(Extracted data entries)
##########
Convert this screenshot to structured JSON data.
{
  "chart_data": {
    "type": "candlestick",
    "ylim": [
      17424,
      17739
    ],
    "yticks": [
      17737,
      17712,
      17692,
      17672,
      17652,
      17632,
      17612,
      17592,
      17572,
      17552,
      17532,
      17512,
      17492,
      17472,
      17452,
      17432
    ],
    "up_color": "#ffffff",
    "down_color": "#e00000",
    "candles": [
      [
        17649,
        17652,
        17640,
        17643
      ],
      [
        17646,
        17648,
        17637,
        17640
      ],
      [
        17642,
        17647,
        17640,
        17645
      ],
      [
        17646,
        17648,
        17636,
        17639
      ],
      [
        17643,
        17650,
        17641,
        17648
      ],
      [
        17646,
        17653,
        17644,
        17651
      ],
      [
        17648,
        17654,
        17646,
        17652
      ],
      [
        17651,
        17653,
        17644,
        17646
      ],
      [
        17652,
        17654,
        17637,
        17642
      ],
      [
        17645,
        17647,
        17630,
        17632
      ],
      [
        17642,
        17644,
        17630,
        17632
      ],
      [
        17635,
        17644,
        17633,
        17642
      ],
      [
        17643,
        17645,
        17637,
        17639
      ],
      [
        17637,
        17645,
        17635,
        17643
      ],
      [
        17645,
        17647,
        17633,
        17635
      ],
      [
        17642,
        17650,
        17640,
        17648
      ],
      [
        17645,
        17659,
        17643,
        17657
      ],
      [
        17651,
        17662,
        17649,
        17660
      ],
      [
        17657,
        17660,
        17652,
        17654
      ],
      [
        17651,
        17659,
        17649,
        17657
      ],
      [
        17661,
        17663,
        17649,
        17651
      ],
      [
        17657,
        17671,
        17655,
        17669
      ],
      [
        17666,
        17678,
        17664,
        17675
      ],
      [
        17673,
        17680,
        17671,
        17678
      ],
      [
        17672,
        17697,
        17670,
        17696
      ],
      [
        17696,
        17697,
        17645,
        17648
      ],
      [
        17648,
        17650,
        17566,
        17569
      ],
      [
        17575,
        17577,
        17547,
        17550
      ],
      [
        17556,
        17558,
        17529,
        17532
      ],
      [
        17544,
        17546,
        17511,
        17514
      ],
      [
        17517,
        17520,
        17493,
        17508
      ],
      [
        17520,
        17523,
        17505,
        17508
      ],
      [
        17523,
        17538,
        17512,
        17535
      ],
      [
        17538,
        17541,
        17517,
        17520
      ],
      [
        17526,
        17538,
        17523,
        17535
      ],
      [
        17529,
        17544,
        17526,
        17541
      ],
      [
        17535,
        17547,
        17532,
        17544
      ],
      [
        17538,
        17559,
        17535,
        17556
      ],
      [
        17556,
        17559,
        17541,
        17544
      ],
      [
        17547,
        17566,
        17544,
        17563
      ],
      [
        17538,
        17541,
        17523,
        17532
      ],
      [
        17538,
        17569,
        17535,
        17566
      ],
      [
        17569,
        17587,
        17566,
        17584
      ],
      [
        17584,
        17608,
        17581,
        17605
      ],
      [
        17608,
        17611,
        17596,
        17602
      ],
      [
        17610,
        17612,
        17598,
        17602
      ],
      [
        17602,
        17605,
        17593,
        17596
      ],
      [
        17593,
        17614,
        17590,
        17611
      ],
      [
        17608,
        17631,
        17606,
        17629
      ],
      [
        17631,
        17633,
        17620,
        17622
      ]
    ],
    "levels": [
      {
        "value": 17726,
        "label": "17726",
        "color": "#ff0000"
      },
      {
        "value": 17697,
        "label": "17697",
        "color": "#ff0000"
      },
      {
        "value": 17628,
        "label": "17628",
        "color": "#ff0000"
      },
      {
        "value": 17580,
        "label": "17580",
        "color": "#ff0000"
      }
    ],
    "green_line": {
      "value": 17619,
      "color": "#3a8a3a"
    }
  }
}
##########
• Brief
Give every line of the material that includes the string "label".

• Result for this exercise
        "label": "17726",
        "label": "17697",
        "label": "17628",
        "label": "17580",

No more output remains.